======== DATASET EXCERPTS
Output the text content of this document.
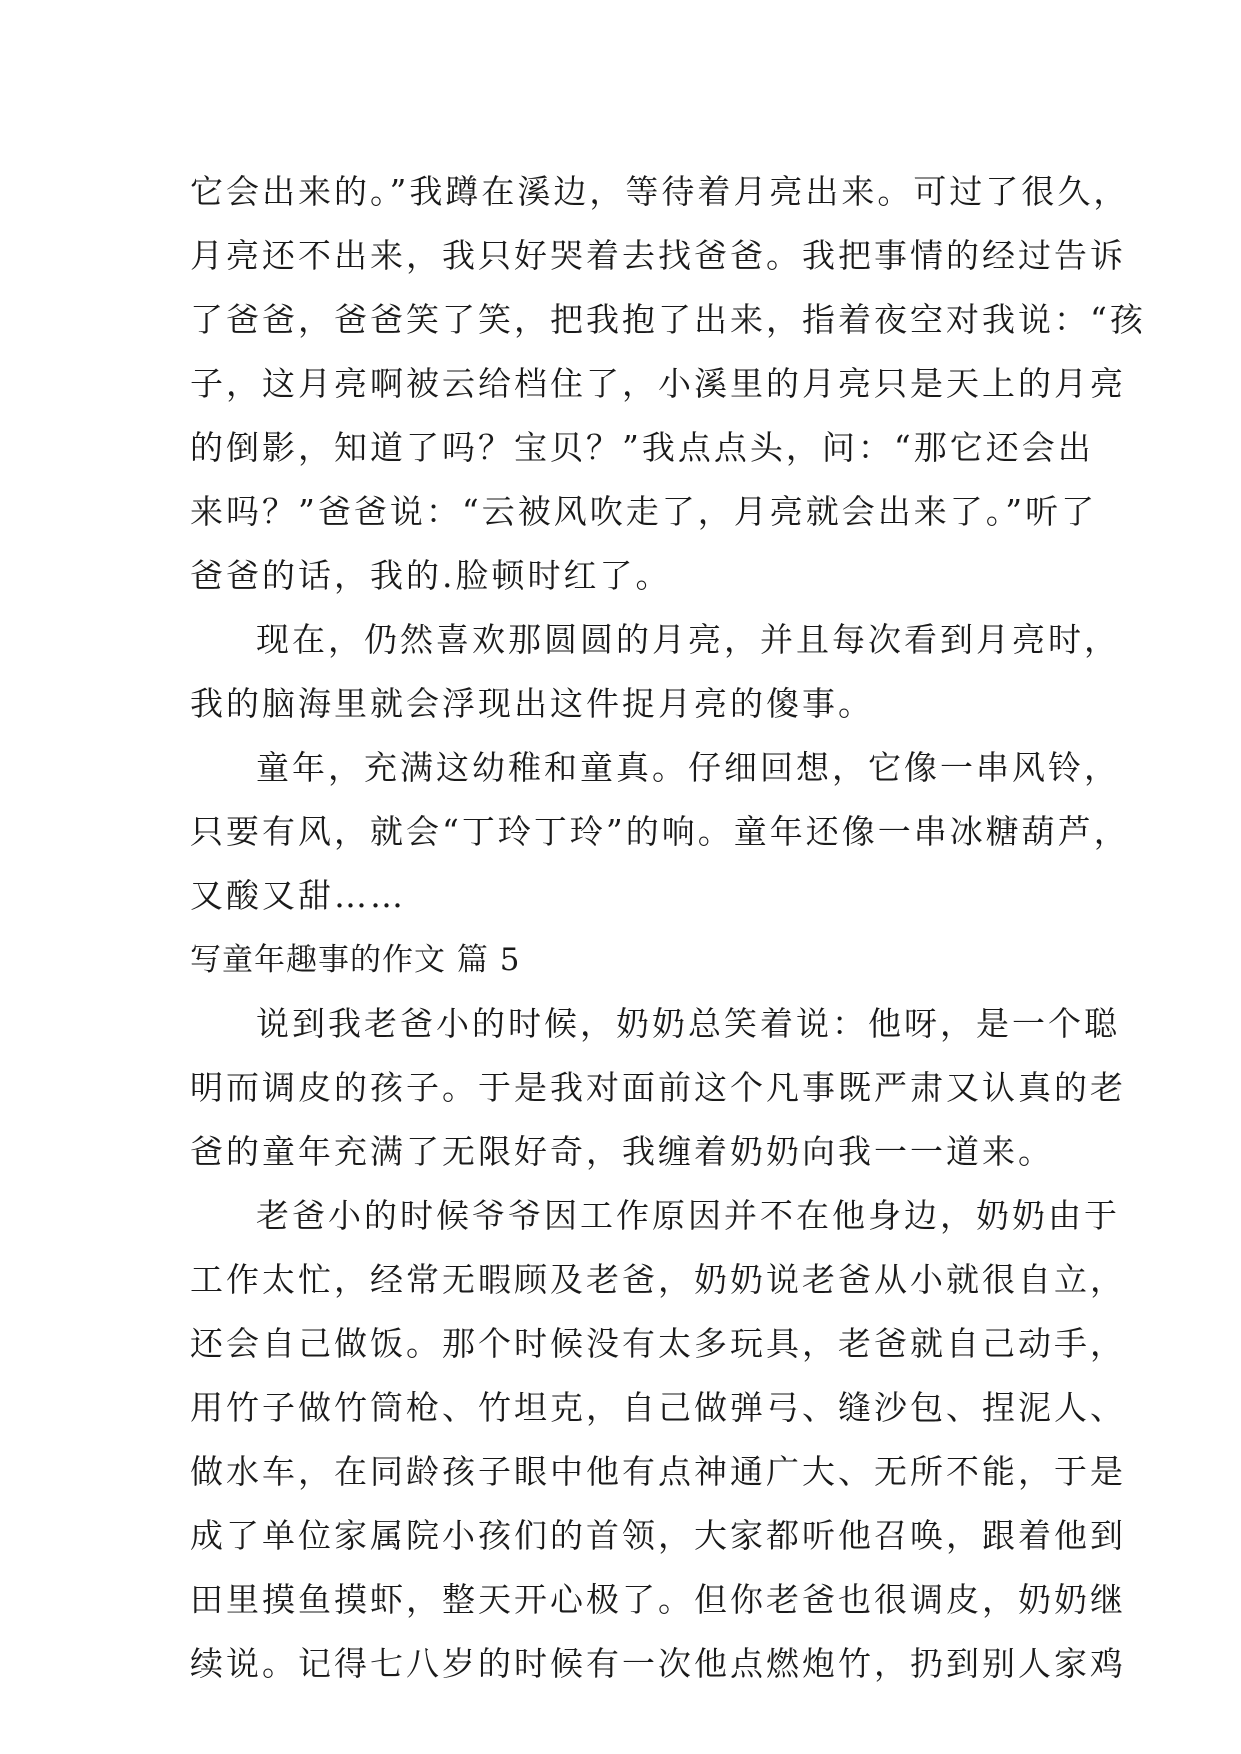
它会出来的。”我蹲在溪边，等待着月亮出来。可过了很久，
月亮还不出来，我只好哭着去找爸爸。我把事情的经过告诉
了爸爸，爸爸笑了笑，把我抱了出来，指着夜空对我说：“孩
子，这月亮啊被云给档住了，小溪里的月亮只是天上的月亮
的倒影，知道了吗？宝贝？”我点点头，问：“那它还会出
来吗？”爸爸说：“云被风吹走了，月亮就会出来了。”听了
爸爸的话，我的.脸顿时红了。

现在，仍然喜欢那圆圆的月亮，并且每次看到月亮时，
我的脑海里就会浮现出这件捉月亮的傻事。

童年，充满这幼稚和童真。仔细回想，它像一串风铃，
只要有风，就会“丁玲丁玲”的响。童年还像一串冰糖葫芦，
又酸又甜……

写童年趣事的作文 篇 5

说到我老爸小的时候，奶奶总笑着说：他呀，是一个聪
明而调皮的孩子。于是我对面前这个凡事既严肃又认真的老
爸的童年充满了无限好奇，我缠着奶奶向我一一道来。

老爸小的时候爷爷因工作原因并不在他身边，奶奶由于
工作太忙，经常无暇顾及老爸，奶奶说老爸从小就很自立，
还会自己做饭。那个时候没有太多玩具，老爸就自己动手，
用竹子做竹筒枪、竹坦克，自己做弹弓、缝沙包、捏泥人、
做水车，在同龄孩子眼中他有点神通广大、无所不能，于是
成了单位家属院小孩们的首领，大家都听他召唤，跟着他到
田里摸鱼摸虾，整天开心极了。但你老爸也很调皮，奶奶继
续说。记得七八岁的时候有一次他点燃炮竹，扔到别人家鸡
================
Leave the pictures out, and print every line of the listing exactly as written.

# [OUTPUT FOR THIS TASK]
Output the text content of this document.
它会出来的。”我蹲在溪边，等待着月亮出来。可过了很久，
月亮还不出来，我只好哭着去找爸爸。我把事情的经过告诉
了爸爸，爸爸笑了笑，把我抱了出来，指着夜空对我说：“孩
子，这月亮啊被云给档住了，小溪里的月亮只是天上的月亮
的倒影，知道了吗？宝贝？”我点点头，问：“那它还会出
来吗？”爸爸说：“云被风吹走了，月亮就会出来了。”听了
爸爸的话，我的.脸顿时红了。

现在，仍然喜欢那圆圆的月亮，并且每次看到月亮时，
我的脑海里就会浮现出这件捉月亮的傻事。

童年，充满这幼稚和童真。仔细回想，它像一串风铃，
只要有风，就会“丁玲丁玲”的响。童年还像一串冰糖葫芦，
又酸又甜……

写童年趣事的作文 篇 5

说到我老爸小的时候，奶奶总笑着说：他呀，是一个聪
明而调皮的孩子。于是我对面前这个凡事既严肃又认真的老
爸的童年充满了无限好奇，我缠着奶奶向我一一道来。

老爸小的时候爷爷因工作原因并不在他身边，奶奶由于
工作太忙，经常无暇顾及老爸，奶奶说老爸从小就很自立，
还会自己做饭。那个时候没有太多玩具，老爸就自己动手，
用竹子做竹筒枪、竹坦克，自己做弹弓、缝沙包、捏泥人、
做水车，在同龄孩子眼中他有点神通广大、无所不能，于是
成了单位家属院小孩们的首领，大家都听他召唤，跟着他到
田里摸鱼摸虾，整天开心极了。但你老爸也很调皮，奶奶继
续说。记得七八岁的时候有一次他点燃炮竹，扔到别人家鸡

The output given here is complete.